What is needed
Check every line of the material below for the string "geothermal", and return the ones that have it.

Listed entries
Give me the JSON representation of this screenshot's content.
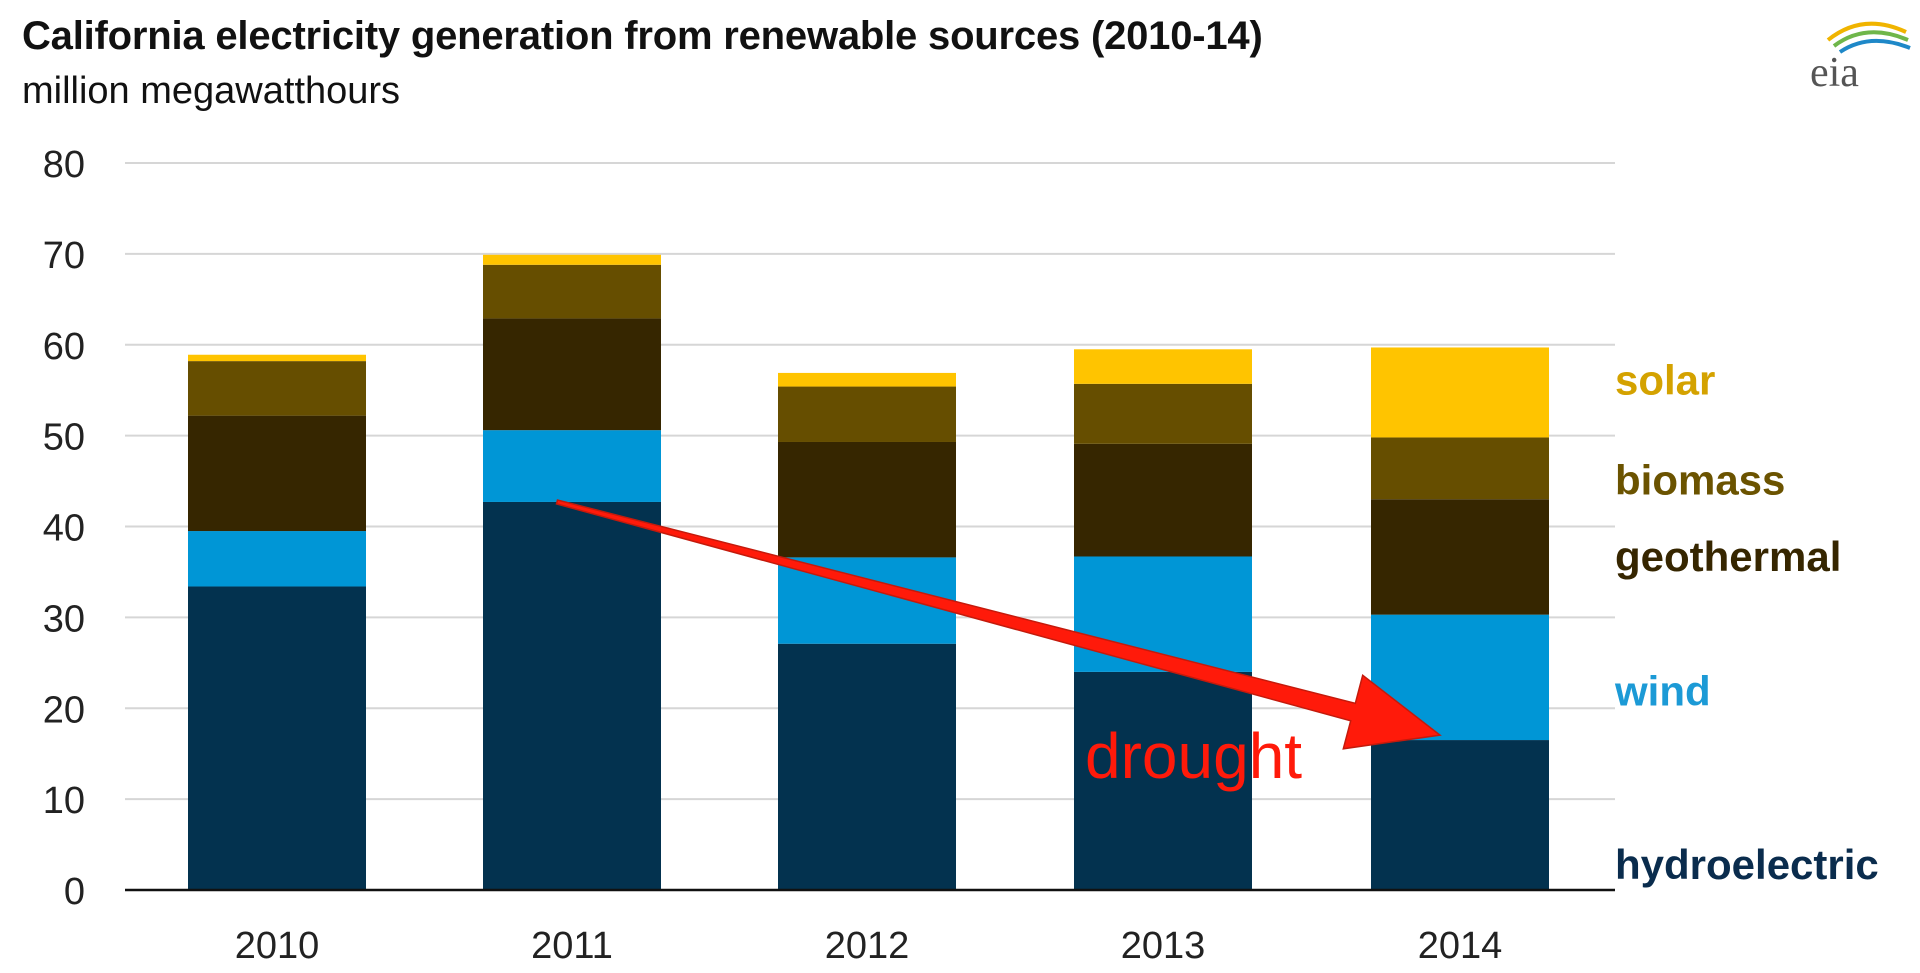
{
  "header": {
    "title": "California electricity generation from renewable sources (2010-14)",
    "subtitle": "million megawatthours",
    "logo_text": "eia"
  },
  "chart_data": {
    "type": "bar",
    "stacked": true,
    "title": "California electricity generation from renewable sources (2010-14)",
    "ylabel": "million megawatthours",
    "xlabel": "",
    "ylim": [
      0,
      80
    ],
    "yticks": [
      0,
      10,
      20,
      30,
      40,
      50,
      60,
      70,
      80
    ],
    "grid": true,
    "legend_placement": "right, inline series labels",
    "categories": [
      "2010",
      "2011",
      "2012",
      "2013",
      "2014"
    ],
    "series": [
      {
        "name": "hydroelectric",
        "color": "#03324f",
        "values": [
          33.4,
          42.7,
          27.1,
          24.0,
          16.5
        ]
      },
      {
        "name": "wind",
        "color": "#0096d6",
        "values": [
          6.1,
          7.9,
          9.5,
          12.7,
          13.8
        ]
      },
      {
        "name": "geothermal",
        "color": "#362600",
        "values": [
          12.7,
          12.3,
          12.7,
          12.4,
          12.7
        ]
      },
      {
        "name": "biomass",
        "color": "#664e00",
        "values": [
          6.0,
          5.9,
          6.1,
          6.6,
          6.8
        ]
      },
      {
        "name": "solar",
        "color": "#ffc400",
        "values": [
          0.7,
          1.1,
          1.5,
          3.8,
          9.9
        ]
      }
    ],
    "series_label_colors": {
      "solar": "#d4a200",
      "biomass": "#6b5300",
      "geothermal": "#362600",
      "wind": "#1c9ad6",
      "hydroelectric": "#0a2c4d"
    },
    "annotation": {
      "text": "drought",
      "color": "#ff1a0a",
      "arrow_from": {
        "category": "2011",
        "value": 42.7
      },
      "arrow_to": {
        "category": "2014",
        "value": 16.5
      }
    }
  }
}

Response to this task
        "name": "geothermal",
      "geothermal": "#362600",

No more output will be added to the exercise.